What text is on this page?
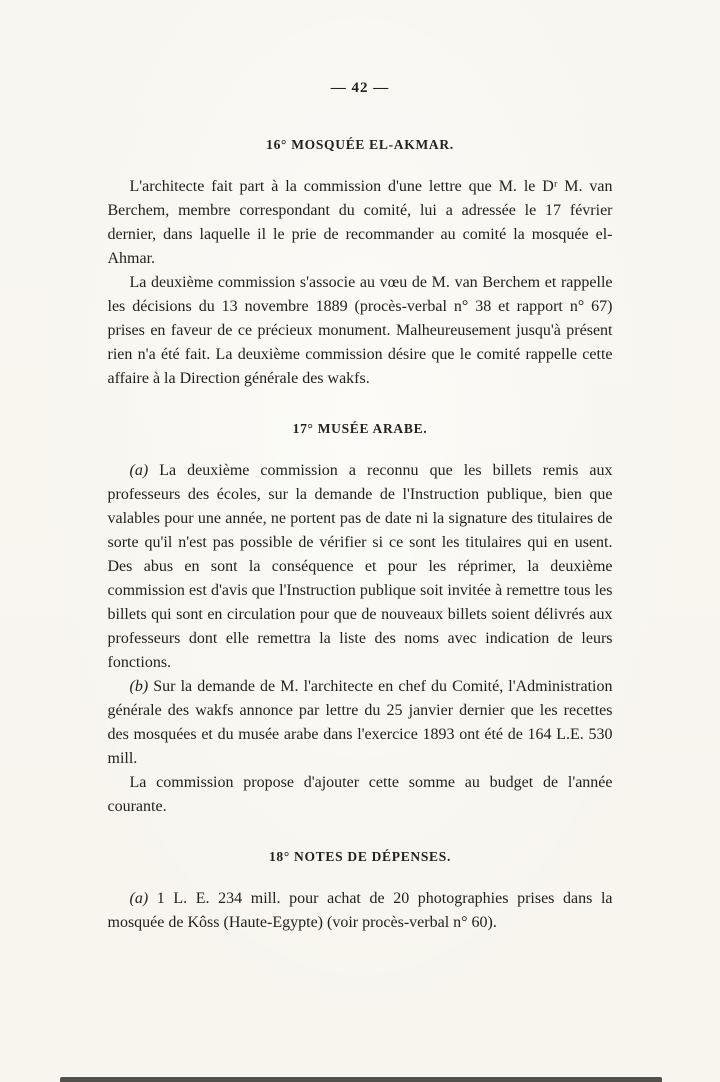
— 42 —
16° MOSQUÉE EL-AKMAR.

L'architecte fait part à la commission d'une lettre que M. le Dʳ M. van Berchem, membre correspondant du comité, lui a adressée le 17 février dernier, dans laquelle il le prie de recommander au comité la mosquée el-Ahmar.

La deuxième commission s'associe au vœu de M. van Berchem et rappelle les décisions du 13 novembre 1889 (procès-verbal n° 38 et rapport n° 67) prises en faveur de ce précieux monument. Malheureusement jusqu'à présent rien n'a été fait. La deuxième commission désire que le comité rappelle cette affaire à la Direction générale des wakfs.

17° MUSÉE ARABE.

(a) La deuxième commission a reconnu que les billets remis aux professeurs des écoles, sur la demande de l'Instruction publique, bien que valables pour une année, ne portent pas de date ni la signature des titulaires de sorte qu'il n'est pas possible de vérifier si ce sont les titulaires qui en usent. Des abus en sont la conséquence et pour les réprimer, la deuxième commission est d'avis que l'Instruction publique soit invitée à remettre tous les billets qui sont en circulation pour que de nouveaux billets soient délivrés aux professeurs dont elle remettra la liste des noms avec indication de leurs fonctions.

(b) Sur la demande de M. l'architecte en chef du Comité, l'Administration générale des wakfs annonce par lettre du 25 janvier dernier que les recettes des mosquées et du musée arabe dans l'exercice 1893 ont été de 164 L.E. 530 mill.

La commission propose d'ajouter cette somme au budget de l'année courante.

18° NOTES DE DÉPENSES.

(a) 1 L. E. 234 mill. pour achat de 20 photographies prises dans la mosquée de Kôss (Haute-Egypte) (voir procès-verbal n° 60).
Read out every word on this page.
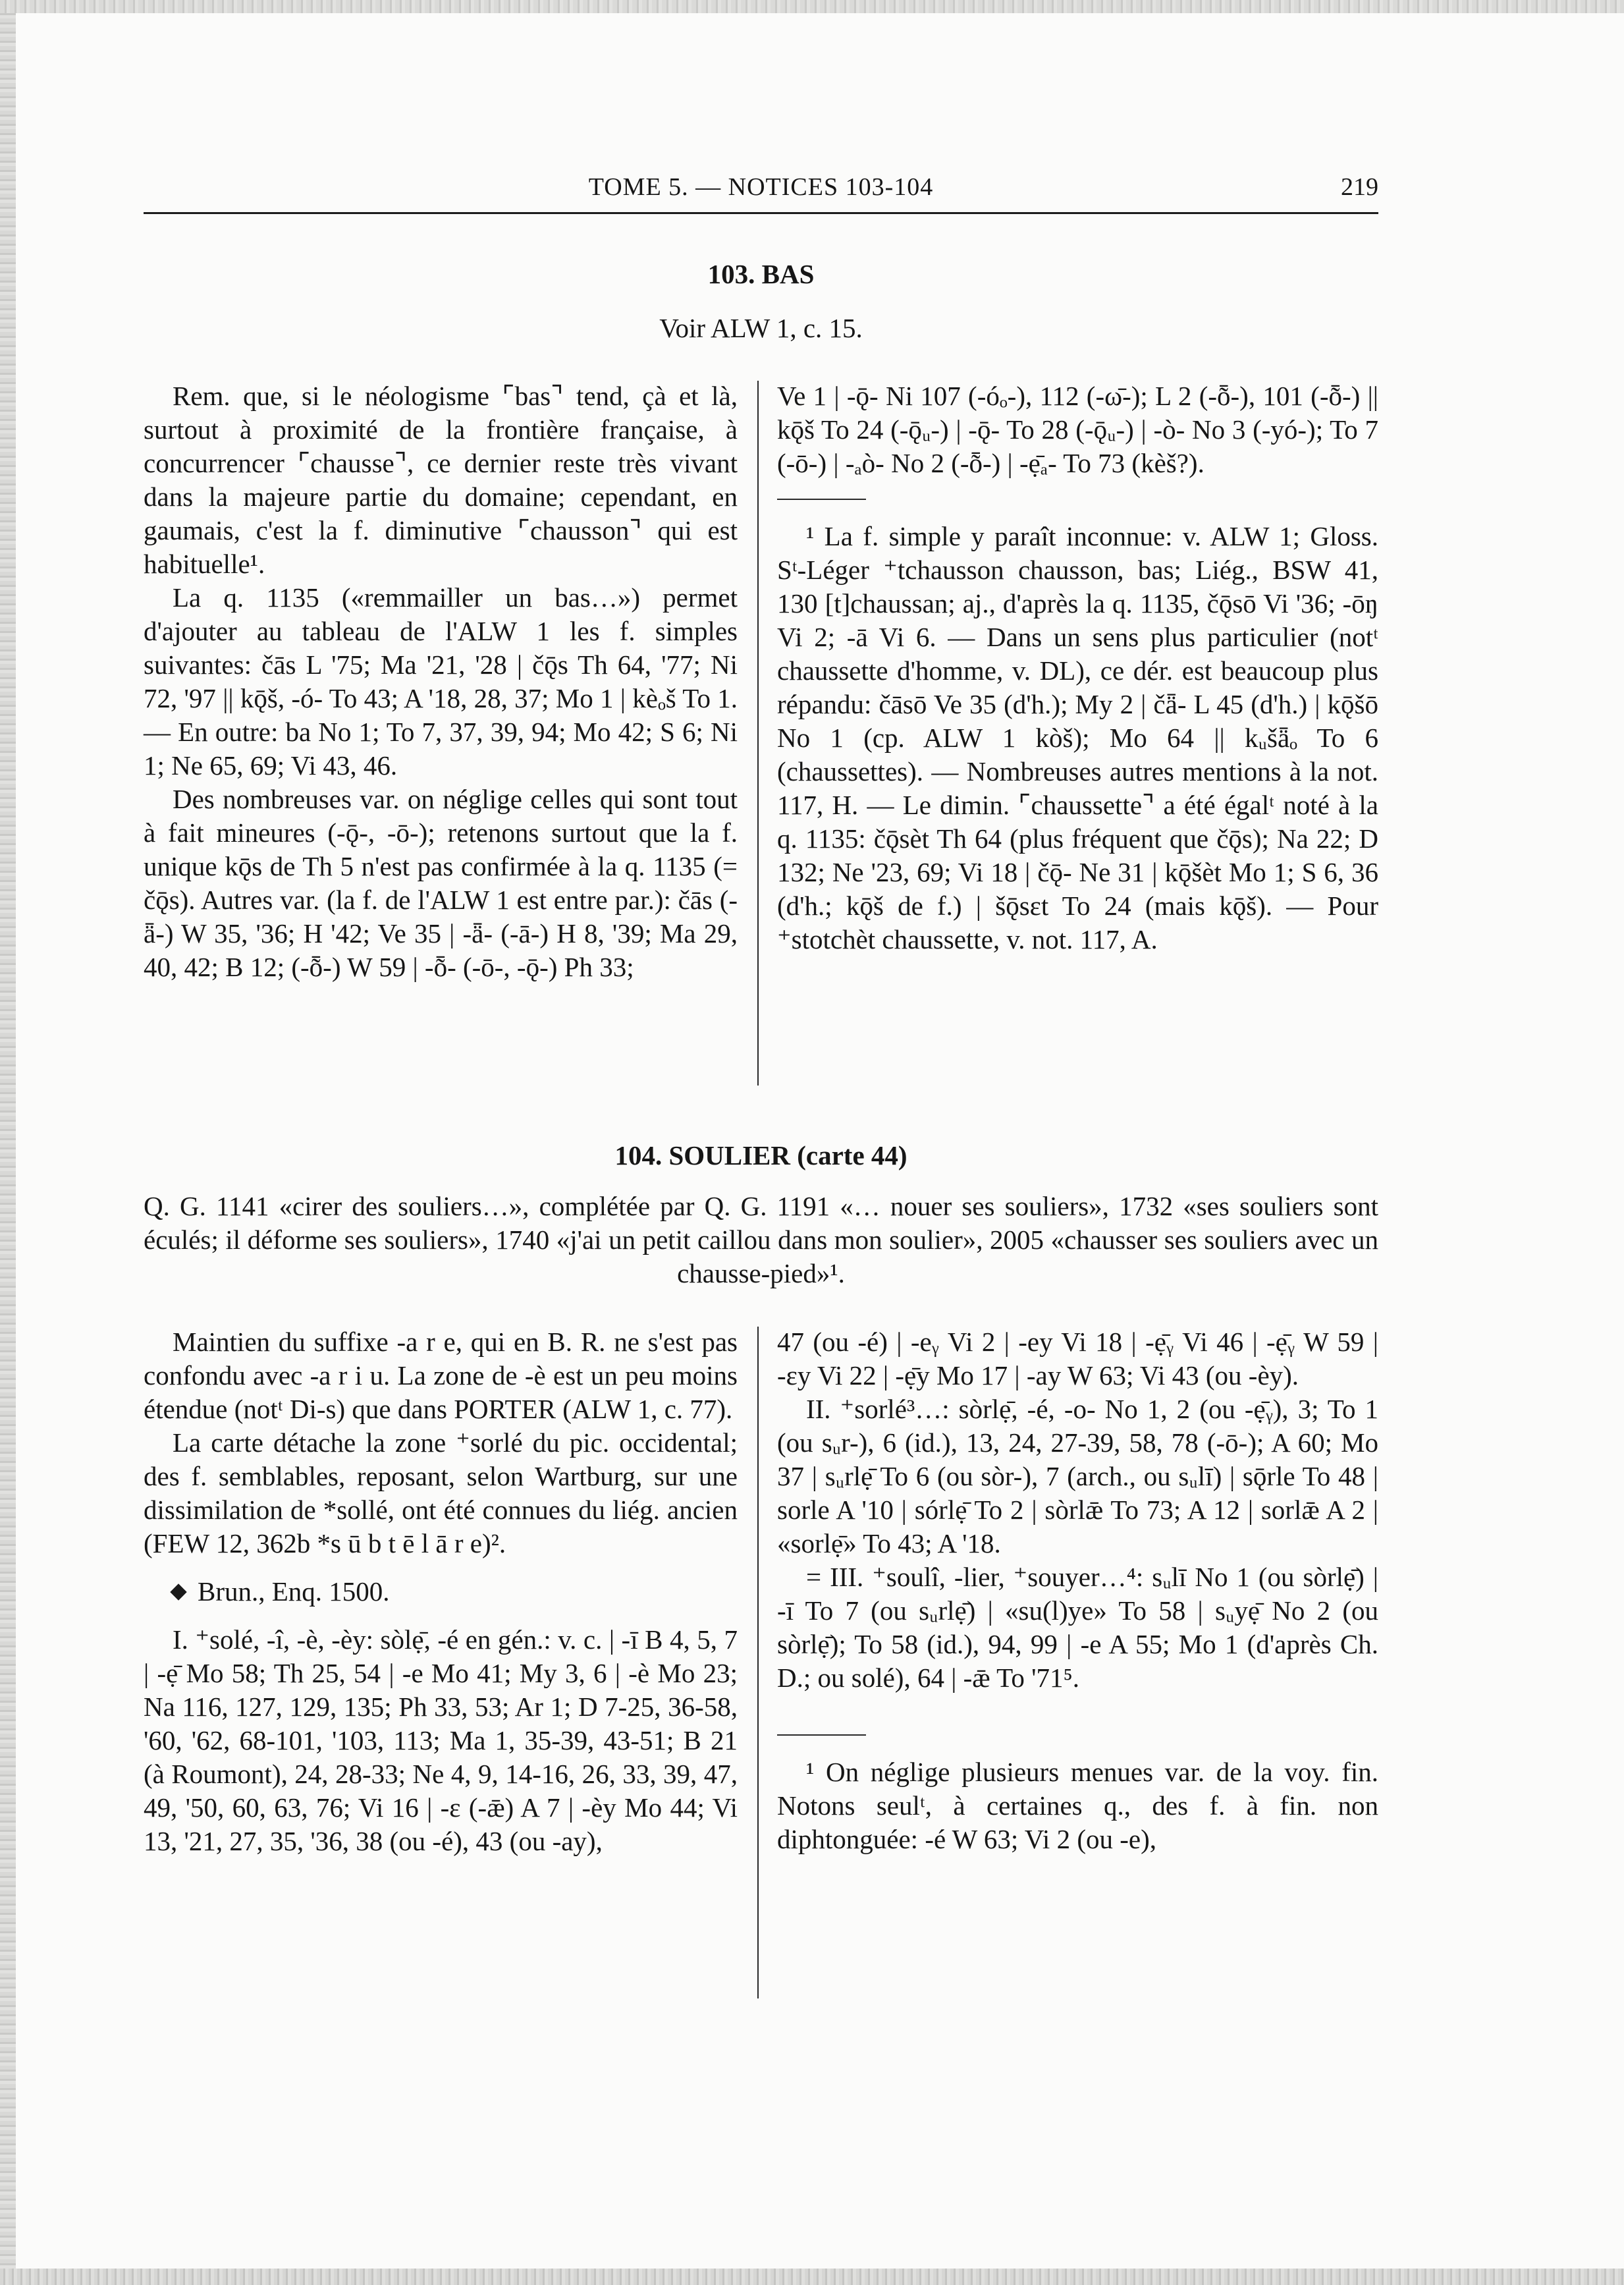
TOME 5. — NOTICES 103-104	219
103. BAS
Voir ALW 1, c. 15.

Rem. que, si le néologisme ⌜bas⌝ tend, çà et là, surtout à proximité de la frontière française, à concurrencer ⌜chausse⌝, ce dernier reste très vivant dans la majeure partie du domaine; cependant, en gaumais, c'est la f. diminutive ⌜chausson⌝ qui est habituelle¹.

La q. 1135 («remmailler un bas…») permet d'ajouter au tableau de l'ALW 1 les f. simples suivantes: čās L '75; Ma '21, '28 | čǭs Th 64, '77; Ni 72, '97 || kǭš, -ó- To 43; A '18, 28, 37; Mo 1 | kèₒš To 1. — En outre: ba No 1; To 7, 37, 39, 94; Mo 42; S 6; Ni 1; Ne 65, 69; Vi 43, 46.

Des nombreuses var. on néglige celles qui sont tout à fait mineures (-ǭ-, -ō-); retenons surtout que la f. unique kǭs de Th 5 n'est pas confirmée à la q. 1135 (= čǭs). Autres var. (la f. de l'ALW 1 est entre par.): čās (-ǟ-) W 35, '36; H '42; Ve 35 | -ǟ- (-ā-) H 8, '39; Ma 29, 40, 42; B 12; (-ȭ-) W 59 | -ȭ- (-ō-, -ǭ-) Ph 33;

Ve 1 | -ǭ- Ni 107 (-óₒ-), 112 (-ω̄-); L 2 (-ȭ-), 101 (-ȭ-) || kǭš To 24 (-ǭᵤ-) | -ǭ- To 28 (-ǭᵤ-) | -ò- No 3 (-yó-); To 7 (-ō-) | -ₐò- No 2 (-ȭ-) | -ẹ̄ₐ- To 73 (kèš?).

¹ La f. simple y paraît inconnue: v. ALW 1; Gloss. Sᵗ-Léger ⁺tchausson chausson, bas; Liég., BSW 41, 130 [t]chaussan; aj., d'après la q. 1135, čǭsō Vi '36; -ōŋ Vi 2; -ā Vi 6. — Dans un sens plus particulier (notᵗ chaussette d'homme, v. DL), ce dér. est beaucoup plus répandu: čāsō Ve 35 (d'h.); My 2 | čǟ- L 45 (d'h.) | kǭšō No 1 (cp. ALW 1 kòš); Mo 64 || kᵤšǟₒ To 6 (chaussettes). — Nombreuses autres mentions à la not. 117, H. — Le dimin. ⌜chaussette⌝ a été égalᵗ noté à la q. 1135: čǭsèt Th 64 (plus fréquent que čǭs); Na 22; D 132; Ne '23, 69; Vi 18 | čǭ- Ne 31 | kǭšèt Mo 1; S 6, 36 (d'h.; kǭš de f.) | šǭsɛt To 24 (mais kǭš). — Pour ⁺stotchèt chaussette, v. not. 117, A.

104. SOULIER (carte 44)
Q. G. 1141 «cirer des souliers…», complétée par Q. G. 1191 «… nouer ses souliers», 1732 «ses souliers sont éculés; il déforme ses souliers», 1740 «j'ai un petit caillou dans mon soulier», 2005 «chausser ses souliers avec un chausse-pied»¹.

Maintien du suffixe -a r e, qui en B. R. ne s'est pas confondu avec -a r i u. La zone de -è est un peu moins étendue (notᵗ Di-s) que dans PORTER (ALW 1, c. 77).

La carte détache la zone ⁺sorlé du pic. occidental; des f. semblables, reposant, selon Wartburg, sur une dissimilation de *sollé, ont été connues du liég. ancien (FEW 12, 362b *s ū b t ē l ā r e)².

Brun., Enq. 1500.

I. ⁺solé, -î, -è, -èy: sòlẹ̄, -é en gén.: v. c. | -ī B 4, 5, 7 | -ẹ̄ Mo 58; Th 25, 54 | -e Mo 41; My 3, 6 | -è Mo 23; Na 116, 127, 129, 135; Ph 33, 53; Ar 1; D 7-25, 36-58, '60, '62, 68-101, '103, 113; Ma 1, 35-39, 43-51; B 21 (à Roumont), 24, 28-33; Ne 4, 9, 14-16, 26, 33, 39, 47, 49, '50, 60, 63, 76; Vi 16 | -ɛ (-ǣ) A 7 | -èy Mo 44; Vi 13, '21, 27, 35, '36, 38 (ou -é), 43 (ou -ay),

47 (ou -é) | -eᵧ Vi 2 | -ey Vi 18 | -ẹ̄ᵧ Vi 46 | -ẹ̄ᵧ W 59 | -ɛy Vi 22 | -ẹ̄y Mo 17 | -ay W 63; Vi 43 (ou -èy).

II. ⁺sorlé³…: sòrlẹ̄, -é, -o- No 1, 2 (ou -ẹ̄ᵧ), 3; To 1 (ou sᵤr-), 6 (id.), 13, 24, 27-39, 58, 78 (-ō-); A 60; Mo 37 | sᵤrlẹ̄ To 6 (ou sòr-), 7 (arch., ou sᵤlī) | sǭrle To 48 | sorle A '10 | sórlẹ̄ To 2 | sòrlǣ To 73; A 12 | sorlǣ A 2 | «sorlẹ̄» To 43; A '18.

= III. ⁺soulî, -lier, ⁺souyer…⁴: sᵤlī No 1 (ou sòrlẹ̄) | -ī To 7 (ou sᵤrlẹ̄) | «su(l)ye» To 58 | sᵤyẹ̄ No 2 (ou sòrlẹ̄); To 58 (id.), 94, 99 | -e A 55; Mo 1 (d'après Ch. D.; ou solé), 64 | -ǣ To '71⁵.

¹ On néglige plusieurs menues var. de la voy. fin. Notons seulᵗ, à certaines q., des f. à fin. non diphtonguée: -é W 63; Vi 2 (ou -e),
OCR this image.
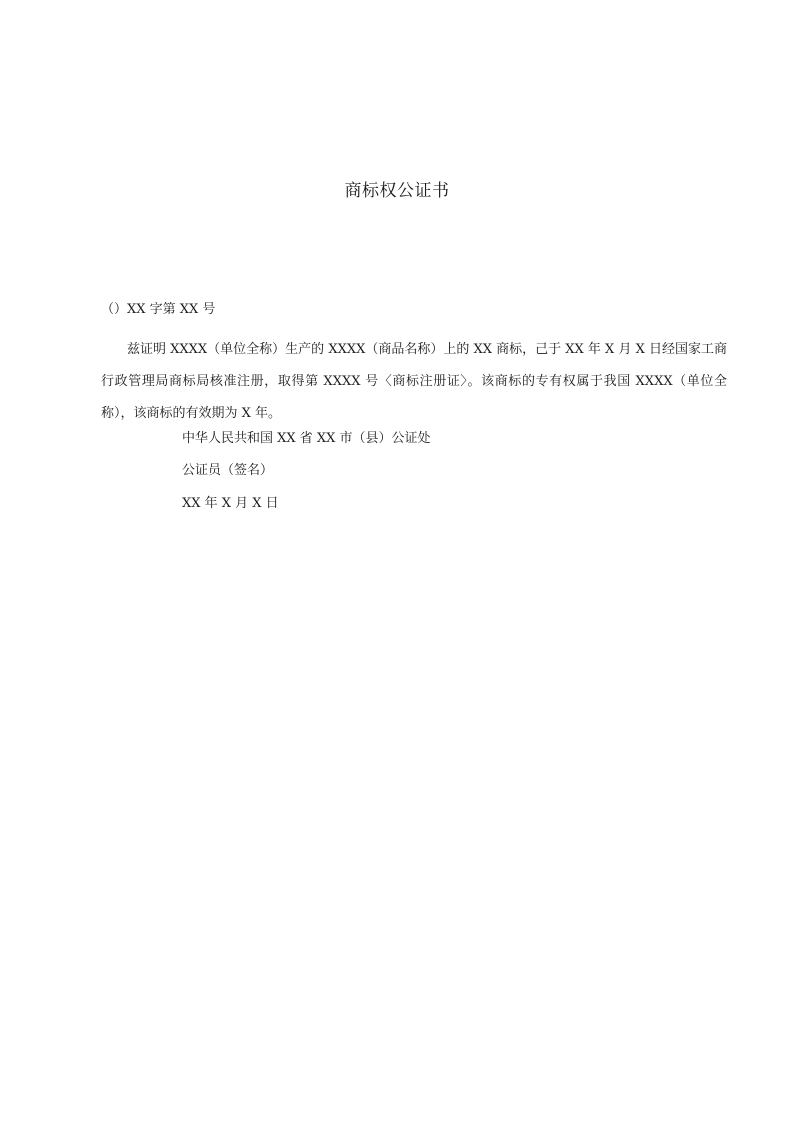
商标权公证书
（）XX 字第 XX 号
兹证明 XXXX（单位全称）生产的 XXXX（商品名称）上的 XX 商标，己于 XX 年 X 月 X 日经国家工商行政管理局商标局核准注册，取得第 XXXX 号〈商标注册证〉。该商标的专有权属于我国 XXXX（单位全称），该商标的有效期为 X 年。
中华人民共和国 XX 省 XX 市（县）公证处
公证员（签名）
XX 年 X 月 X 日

- Required work
Strip the images and reproduce the remaining records precisely.

- Solution to the problem
What text is on this page?
— 42 —
16° MOSQUÉE EL-AKMAR.

L'architecte fait part à la commission d'une lettre que M. le Dʳ M. van Berchem, membre correspondant du comité, lui a adressée le 17 février dernier, dans laquelle il le prie de recommander au comité la mosquée el-Ahmar.

La deuxième commission s'associe au vœu de M. van Berchem et rappelle les décisions du 13 novembre 1889 (procès-verbal n° 38 et rapport n° 67) prises en faveur de ce précieux monument. Malheureusement jusqu'à présent rien n'a été fait. La deuxième commission désire que le comité rappelle cette affaire à la Direction générale des wakfs.

17° MUSÉE ARABE.

(a) La deuxième commission a reconnu que les billets remis aux professeurs des écoles, sur la demande de l'Instruction publique, bien que valables pour une année, ne portent pas de date ni la signature des titulaires de sorte qu'il n'est pas possible de vérifier si ce sont les titulaires qui en usent. Des abus en sont la conséquence et pour les réprimer, la deuxième commission est d'avis que l'Instruction publique soit invitée à remettre tous les billets qui sont en circulation pour que de nouveaux billets soient délivrés aux professeurs dont elle remettra la liste des noms avec indication de leurs fonctions.

(b) Sur la demande de M. l'architecte en chef du Comité, l'Administration générale des wakfs annonce par lettre du 25 janvier dernier que les recettes des mosquées et du musée arabe dans l'exercice 1893 ont été de 164 L.E. 530 mill.

La commission propose d'ajouter cette somme au budget de l'année courante.

18° NOTES DE DÉPENSES.

(a) 1 L. E. 234 mill. pour achat de 20 photographies prises dans la mosquée de Kôss (Haute-Egypte) (voir procès-verbal n° 60).
Read out every word on this page.
TOME 5. — NOTICES 103-104	219
103. BAS
Voir ALW 1, c. 15.

Rem. que, si le néologisme ⌜bas⌝ tend, çà et là, surtout à proximité de la frontière française, à concurrencer ⌜chausse⌝, ce dernier reste très vivant dans la majeure partie du domaine; cependant, en gaumais, c'est la f. diminutive ⌜chausson⌝ qui est habituelle¹.

La q. 1135 («remmailler un bas…») permet d'ajouter au tableau de l'ALW 1 les f. simples suivantes: čās L '75; Ma '21, '28 | čǭs Th 64, '77; Ni 72, '97 || kǭš, -ó- To 43; A '18, 28, 37; Mo 1 | kèₒš To 1. — En outre: ba No 1; To 7, 37, 39, 94; Mo 42; S 6; Ni 1; Ne 65, 69; Vi 43, 46.

Des nombreuses var. on néglige celles qui sont tout à fait mineures (-ǭ-, -ō-); retenons surtout que la f. unique kǭs de Th 5 n'est pas confirmée à la q. 1135 (= čǭs). Autres var. (la f. de l'ALW 1 est entre par.): čās (-ǟ-) W 35, '36; H '42; Ve 35 | -ǟ- (-ā-) H 8, '39; Ma 29, 40, 42; B 12; (-ȭ-) W 59 | -ȭ- (-ō-, -ǭ-) Ph 33;

Ve 1 | -ǭ- Ni 107 (-óₒ-), 112 (-ω̄-); L 2 (-ȭ-), 101 (-ȭ-) || kǭš To 24 (-ǭᵤ-) | -ǭ- To 28 (-ǭᵤ-) | -ò- No 3 (-yó-); To 7 (-ō-) | -ₐò- No 2 (-ȭ-) | -ẹ̄ₐ- To 73 (kèš?).

¹ La f. simple y paraît inconnue: v. ALW 1; Gloss. Sᵗ-Léger ⁺tchausson chausson, bas; Liég., BSW 41, 130 [t]chaussan; aj., d'après la q. 1135, čǭsō Vi '36; -ōŋ Vi 2; -ā Vi 6. — Dans un sens plus particulier (notᵗ chaussette d'homme, v. DL), ce dér. est beaucoup plus répandu: čāsō Ve 35 (d'h.); My 2 | čǟ- L 45 (d'h.) | kǭšō No 1 (cp. ALW 1 kòš); Mo 64 || kᵤšǟₒ To 6 (chaussettes). — Nombreuses autres mentions à la not. 117, H. — Le dimin. ⌜chaussette⌝ a été égalᵗ noté à la q. 1135: čǭsèt Th 64 (plus fréquent que čǭs); Na 22; D 132; Ne '23, 69; Vi 18 | čǭ- Ne 31 | kǭšèt Mo 1; S 6, 36 (d'h.; kǭš de f.) | šǭsɛt To 24 (mais kǭš). — Pour ⁺stotchèt chaussette, v. not. 117, A.

104. SOULIER (carte 44)
Q. G. 1141 «cirer des souliers…», complétée par Q. G. 1191 «… nouer ses souliers», 1732 «ses souliers sont éculés; il déforme ses souliers», 1740 «j'ai un petit caillou dans mon soulier», 2005 «chausser ses souliers avec un chausse-pied»¹.

Maintien du suffixe -a r e, qui en B. R. ne s'est pas confondu avec -a r i u. La zone de -è est un peu moins étendue (notᵗ Di-s) que dans PORTER (ALW 1, c. 77).

La carte détache la zone ⁺sorlé du pic. occidental; des f. semblables, reposant, selon Wartburg, sur une dissimilation de *sollé, ont été connues du liég. ancien (FEW 12, 362b *s ū b t ē l ā r e)².

Brun., Enq. 1500.

I. ⁺solé, -î, -è, -èy: sòlẹ̄, -é en gén.: v. c. | -ī B 4, 5, 7 | -ẹ̄ Mo 58; Th 25, 54 | -e Mo 41; My 3, 6 | -è Mo 23; Na 116, 127, 129, 135; Ph 33, 53; Ar 1; D 7-25, 36-58, '60, '62, 68-101, '103, 113; Ma 1, 35-39, 43-51; B 21 (à Roumont), 24, 28-33; Ne 4, 9, 14-16, 26, 33, 39, 47, 49, '50, 60, 63, 76; Vi 16 | -ɛ (-ǣ) A 7 | -èy Mo 44; Vi 13, '21, 27, 35, '36, 38 (ou -é), 43 (ou -ay),

47 (ou -é) | -eᵧ Vi 2 | -ey Vi 18 | -ẹ̄ᵧ Vi 46 | -ẹ̄ᵧ W 59 | -ɛy Vi 22 | -ẹ̄y Mo 17 | -ay W 63; Vi 43 (ou -èy).

II. ⁺sorlé³…: sòrlẹ̄, -é, -o- No 1, 2 (ou -ẹ̄ᵧ), 3; To 1 (ou sᵤr-), 6 (id.), 13, 24, 27-39, 58, 78 (-ō-); A 60; Mo 37 | sᵤrlẹ̄ To 6 (ou sòr-), 7 (arch., ou sᵤlī) | sǭrle To 48 | sorle A '10 | sórlẹ̄ To 2 | sòrlǣ To 73; A 12 | sorlǣ A 2 | «sorlẹ̄» To 43; A '18.

= III. ⁺soulî, -lier, ⁺souyer…⁴: sᵤlī No 1 (ou sòrlẹ̄) | -ī To 7 (ou sᵤrlẹ̄) | «su(l)ye» To 58 | sᵤyẹ̄ No 2 (ou sòrlẹ̄); To 58 (id.), 94, 99 | -e A 55; Mo 1 (d'après Ch. D.; ou solé), 64 | -ǣ To '71⁵.

¹ On néglige plusieurs menues var. de la voy. fin. Notons seulᵗ, à certaines q., des f. à fin. non diphtonguée: -é W 63; Vi 2 (ou -e),
OCR this image.
商标权公证书
（）XX 字第 XX 号
兹证明 XXXX（单位全称）生产的 XXXX（商品名称）上的 XX 商标，己于 XX 年 X 月 X 日经国家工商行政管理局商标局核准注册，取得第 XXXX 号〈商标注册证〉。该商标的专有权属于我国 XXXX（单位全称），该商标的有效期为 X 年。
中华人民共和国 XX 省 XX 市（县）公证处
公证员（签名）
XX 年 X 月 X 日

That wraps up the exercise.